> [What you need to do]: Extract all lines containing "this".
* * * * *
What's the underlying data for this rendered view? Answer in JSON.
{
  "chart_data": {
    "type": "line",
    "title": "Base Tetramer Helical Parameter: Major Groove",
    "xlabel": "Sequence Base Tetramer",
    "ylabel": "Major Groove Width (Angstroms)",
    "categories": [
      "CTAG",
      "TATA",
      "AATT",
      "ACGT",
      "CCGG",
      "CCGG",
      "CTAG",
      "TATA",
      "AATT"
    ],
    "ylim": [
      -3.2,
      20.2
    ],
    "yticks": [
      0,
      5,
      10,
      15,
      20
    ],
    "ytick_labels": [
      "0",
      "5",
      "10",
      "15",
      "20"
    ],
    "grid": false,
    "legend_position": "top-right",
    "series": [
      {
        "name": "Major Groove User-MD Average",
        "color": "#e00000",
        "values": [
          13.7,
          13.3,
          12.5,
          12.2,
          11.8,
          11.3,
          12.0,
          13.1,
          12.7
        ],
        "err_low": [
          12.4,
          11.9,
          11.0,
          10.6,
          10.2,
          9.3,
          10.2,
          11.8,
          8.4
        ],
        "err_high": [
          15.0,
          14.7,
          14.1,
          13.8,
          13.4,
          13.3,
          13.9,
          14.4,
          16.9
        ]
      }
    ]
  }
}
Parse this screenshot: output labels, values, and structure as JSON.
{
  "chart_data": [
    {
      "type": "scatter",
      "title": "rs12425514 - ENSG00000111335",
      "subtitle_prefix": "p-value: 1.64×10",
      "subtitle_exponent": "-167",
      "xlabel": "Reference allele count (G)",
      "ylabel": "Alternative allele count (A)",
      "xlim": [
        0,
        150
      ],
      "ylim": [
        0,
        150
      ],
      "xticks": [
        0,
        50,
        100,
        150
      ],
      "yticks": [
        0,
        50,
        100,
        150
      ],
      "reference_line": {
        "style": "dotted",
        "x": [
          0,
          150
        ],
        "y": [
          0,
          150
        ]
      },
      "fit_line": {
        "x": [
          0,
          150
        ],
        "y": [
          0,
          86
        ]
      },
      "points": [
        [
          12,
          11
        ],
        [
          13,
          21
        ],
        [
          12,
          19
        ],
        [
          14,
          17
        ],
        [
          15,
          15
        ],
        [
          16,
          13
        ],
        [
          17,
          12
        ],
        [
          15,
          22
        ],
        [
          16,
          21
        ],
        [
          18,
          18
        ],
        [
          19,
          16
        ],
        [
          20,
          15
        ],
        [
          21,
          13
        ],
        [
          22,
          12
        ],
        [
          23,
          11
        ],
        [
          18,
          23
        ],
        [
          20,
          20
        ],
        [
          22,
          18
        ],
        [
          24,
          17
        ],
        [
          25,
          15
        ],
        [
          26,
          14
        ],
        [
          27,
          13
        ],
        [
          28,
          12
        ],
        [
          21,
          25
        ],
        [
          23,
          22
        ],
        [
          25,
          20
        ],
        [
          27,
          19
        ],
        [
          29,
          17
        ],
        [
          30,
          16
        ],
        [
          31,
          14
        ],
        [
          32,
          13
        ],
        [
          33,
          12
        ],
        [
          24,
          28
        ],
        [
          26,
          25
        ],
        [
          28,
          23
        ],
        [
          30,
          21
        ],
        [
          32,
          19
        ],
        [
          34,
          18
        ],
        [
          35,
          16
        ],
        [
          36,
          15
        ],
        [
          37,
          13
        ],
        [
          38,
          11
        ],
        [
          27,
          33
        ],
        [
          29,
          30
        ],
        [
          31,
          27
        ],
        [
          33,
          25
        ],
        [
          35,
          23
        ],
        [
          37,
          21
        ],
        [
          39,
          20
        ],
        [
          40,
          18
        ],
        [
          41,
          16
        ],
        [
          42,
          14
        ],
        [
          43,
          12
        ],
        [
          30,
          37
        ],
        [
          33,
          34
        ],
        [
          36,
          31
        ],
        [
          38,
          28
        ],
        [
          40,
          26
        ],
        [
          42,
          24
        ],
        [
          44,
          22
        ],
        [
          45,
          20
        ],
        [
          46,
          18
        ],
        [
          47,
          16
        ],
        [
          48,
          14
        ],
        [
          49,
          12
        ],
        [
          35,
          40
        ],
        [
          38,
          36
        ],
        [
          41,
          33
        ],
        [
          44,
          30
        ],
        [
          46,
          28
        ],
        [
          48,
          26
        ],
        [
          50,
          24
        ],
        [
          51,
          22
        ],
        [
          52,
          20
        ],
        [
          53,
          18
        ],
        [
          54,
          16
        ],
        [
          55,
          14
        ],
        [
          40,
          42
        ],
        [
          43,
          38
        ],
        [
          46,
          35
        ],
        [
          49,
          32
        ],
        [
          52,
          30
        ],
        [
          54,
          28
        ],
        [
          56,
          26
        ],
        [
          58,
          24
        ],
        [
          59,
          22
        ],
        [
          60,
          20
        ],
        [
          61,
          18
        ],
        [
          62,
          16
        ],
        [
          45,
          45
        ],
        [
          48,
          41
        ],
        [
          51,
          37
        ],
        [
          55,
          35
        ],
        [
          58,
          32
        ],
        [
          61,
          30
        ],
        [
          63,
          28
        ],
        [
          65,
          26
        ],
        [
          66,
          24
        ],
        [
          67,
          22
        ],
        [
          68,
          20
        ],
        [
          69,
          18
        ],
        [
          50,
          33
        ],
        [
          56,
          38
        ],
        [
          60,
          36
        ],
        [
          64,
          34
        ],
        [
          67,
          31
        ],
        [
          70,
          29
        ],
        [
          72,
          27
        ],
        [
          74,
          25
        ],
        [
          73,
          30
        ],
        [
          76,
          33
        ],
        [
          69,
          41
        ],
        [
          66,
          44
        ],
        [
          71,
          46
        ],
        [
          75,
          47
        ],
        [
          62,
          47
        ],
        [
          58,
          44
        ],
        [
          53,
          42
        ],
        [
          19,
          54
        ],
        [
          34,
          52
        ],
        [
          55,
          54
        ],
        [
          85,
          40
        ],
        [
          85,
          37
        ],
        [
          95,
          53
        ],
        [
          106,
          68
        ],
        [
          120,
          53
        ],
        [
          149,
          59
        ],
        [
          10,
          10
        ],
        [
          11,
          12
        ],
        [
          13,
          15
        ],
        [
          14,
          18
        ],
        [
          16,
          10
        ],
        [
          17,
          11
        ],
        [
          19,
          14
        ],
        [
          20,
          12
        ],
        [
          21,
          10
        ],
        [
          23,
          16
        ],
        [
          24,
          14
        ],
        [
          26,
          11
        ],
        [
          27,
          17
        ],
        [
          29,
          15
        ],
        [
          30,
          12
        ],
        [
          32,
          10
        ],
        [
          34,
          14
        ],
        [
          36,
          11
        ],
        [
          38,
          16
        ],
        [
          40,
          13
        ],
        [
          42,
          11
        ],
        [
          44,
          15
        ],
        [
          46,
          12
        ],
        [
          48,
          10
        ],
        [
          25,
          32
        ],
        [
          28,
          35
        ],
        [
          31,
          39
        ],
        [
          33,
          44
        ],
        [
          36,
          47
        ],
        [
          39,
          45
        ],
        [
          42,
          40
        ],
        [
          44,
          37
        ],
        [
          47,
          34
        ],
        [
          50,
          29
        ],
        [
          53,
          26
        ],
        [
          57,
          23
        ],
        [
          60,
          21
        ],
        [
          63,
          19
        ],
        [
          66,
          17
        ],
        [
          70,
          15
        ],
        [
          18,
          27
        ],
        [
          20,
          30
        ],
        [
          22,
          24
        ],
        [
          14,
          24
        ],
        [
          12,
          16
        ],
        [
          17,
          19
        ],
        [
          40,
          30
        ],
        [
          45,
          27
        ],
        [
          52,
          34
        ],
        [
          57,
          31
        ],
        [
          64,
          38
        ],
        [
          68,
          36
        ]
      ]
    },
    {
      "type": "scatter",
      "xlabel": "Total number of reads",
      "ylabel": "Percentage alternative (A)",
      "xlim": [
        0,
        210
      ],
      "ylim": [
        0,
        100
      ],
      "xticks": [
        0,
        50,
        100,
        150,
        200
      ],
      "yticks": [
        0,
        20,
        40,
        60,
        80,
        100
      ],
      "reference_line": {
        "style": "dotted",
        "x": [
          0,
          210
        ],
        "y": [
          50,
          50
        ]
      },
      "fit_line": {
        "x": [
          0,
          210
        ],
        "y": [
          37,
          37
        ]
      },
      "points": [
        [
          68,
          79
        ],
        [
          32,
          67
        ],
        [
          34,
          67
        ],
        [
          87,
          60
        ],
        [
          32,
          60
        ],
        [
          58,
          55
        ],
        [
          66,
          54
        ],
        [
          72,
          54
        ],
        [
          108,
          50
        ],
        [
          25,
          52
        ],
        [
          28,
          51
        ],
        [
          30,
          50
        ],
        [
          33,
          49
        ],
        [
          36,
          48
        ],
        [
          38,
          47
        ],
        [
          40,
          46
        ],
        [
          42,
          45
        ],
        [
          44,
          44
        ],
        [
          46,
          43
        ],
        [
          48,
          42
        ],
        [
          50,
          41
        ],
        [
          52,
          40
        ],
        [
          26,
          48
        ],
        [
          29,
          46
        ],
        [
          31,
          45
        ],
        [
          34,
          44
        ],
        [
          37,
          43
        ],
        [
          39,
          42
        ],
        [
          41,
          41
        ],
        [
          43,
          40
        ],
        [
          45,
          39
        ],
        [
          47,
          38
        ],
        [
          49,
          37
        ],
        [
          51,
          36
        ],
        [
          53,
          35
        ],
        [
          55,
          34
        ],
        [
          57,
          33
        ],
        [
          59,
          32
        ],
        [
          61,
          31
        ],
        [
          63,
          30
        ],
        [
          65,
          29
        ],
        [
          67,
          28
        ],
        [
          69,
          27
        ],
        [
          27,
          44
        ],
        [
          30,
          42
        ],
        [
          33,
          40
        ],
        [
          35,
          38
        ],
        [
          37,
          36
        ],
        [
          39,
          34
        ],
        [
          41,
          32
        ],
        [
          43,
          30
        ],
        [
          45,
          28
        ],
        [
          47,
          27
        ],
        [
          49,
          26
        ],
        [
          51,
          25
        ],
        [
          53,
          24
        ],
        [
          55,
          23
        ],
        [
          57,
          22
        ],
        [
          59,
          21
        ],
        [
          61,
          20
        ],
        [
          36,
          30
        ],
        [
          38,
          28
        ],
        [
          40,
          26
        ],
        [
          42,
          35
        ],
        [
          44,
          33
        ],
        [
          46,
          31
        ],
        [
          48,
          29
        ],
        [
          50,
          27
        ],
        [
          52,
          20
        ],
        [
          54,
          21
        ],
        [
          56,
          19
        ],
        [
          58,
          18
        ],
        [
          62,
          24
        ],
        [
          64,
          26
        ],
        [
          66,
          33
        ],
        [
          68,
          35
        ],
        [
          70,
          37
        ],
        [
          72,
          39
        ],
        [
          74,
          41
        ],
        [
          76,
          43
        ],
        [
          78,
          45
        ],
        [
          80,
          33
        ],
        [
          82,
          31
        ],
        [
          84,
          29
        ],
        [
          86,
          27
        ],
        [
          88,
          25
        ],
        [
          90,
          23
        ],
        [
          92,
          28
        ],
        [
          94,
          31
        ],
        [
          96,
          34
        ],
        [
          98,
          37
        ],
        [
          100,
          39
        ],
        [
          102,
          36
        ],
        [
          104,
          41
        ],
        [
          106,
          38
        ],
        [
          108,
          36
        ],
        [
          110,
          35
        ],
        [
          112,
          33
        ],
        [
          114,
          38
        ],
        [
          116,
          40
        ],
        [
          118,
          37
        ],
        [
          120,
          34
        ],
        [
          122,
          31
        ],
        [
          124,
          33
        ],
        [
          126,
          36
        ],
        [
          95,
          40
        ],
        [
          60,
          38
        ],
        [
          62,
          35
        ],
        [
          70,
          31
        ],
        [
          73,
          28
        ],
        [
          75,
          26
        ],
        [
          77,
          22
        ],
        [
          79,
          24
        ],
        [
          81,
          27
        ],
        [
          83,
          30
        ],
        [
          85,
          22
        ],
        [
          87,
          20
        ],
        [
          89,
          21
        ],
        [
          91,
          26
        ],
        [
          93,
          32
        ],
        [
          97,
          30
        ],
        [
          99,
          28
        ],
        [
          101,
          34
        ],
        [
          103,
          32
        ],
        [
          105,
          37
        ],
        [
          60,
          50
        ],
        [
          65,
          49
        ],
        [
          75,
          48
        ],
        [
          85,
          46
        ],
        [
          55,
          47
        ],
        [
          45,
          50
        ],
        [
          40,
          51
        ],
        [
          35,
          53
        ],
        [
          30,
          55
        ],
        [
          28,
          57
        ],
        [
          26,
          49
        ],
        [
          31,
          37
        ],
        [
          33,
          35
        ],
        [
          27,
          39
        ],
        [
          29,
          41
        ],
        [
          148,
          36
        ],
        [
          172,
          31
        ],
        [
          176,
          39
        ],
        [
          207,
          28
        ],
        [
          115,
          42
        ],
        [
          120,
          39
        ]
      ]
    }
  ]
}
* * * * *
> [The result]:
What's the underlying data for this rendered view? Answer in JSON.
Parse this screenshot: output labels, values, and structure as JSON.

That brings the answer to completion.